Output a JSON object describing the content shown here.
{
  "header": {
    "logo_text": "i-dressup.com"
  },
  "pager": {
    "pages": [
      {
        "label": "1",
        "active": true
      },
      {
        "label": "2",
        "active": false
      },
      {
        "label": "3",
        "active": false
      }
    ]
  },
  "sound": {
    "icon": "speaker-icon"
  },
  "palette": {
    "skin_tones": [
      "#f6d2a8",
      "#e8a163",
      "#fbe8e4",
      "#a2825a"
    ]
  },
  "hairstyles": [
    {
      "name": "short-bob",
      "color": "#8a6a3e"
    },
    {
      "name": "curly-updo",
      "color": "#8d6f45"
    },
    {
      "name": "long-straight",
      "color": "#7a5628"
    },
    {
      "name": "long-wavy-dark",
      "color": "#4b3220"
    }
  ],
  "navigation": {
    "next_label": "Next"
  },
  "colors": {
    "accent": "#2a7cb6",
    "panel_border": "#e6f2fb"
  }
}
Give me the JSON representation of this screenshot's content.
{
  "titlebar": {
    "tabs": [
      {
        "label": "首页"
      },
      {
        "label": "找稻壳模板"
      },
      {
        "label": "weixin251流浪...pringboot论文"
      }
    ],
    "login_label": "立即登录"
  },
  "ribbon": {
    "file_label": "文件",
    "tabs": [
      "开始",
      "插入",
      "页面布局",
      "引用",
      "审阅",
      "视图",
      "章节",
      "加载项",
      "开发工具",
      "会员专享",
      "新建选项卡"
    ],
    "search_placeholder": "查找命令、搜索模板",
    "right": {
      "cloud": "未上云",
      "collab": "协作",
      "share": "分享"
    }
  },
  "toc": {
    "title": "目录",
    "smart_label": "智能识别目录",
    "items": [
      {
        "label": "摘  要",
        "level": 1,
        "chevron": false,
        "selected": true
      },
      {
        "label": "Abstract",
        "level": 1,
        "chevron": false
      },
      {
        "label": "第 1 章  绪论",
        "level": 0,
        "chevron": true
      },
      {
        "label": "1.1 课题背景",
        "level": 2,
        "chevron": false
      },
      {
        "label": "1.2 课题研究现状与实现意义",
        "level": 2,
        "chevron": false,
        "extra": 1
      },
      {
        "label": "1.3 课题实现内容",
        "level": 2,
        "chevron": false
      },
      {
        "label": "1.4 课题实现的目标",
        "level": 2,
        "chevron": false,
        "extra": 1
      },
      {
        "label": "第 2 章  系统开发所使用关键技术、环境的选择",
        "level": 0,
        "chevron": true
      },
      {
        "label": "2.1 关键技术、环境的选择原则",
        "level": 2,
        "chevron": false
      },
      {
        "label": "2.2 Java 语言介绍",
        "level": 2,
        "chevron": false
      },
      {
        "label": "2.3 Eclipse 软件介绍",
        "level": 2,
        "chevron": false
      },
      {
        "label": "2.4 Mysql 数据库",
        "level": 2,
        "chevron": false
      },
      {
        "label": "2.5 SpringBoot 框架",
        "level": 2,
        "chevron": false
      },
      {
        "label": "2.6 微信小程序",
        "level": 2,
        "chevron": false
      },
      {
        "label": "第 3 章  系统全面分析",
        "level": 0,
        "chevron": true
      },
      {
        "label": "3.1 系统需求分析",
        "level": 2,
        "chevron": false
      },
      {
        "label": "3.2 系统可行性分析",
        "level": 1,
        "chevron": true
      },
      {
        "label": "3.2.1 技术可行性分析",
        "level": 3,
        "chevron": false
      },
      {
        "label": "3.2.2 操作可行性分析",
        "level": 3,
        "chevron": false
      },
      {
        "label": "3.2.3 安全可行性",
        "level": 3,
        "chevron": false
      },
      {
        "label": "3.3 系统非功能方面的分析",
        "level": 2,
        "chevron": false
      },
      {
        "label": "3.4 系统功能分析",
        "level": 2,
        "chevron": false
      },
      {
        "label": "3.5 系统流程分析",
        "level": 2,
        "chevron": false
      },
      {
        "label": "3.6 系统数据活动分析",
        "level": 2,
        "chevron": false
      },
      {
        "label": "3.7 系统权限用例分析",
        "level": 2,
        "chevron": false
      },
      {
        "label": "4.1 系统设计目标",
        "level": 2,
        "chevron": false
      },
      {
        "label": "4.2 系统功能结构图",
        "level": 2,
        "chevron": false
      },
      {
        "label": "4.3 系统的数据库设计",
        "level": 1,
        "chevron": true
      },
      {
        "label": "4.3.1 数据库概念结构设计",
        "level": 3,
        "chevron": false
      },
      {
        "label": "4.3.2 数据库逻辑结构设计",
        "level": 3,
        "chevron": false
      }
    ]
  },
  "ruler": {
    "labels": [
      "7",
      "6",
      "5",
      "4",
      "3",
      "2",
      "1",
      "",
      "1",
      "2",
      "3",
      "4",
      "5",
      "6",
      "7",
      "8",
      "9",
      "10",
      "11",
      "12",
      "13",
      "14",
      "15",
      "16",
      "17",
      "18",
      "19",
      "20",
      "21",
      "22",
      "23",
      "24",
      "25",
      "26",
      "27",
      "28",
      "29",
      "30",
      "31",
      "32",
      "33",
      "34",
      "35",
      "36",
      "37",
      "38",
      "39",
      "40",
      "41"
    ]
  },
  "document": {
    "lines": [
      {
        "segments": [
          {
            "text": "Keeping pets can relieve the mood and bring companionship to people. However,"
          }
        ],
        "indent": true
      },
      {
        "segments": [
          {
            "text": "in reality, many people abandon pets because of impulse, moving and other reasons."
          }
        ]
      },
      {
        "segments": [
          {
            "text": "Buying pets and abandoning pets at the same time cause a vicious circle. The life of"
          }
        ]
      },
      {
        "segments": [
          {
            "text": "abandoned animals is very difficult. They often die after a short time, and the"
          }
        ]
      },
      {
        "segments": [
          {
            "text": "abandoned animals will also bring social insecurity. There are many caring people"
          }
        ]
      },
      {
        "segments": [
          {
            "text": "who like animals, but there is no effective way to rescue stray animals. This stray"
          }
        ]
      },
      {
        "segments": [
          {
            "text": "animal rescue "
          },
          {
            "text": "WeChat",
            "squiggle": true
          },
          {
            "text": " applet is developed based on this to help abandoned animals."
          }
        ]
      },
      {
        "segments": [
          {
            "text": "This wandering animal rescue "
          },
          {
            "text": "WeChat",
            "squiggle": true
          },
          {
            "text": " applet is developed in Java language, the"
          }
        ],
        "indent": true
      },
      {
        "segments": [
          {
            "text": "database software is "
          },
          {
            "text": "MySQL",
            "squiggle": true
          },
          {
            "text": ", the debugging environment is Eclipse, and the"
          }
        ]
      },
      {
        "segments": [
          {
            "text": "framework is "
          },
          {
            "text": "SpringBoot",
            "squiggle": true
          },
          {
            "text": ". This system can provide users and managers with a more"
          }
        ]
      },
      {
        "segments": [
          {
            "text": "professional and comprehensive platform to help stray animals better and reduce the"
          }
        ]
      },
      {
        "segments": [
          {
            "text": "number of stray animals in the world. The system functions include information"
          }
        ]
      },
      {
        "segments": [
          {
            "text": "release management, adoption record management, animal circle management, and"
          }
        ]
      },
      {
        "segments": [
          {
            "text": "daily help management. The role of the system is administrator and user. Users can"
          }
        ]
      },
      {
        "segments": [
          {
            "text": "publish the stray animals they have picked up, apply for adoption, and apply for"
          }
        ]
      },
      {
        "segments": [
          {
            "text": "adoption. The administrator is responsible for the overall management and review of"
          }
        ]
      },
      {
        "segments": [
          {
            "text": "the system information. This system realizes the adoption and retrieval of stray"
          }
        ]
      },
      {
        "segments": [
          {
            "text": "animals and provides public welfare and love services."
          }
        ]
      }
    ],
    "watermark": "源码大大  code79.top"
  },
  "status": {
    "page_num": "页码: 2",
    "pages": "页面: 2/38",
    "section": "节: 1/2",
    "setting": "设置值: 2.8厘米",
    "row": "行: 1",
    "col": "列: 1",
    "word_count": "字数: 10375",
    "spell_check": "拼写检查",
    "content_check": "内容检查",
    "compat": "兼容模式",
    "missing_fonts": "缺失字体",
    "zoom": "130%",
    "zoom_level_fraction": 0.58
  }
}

________________

* **WHAT THE TASK REQUIRES**:
Scan the lines above for "rescue", then copy every one that has it.

* **SOLUTION FOR THIS TASK**:
            "text": "who like animals, but there is no effective way to rescue stray animals. This stray"
            "text": "animal rescue "
            "text": "This wandering animal rescue "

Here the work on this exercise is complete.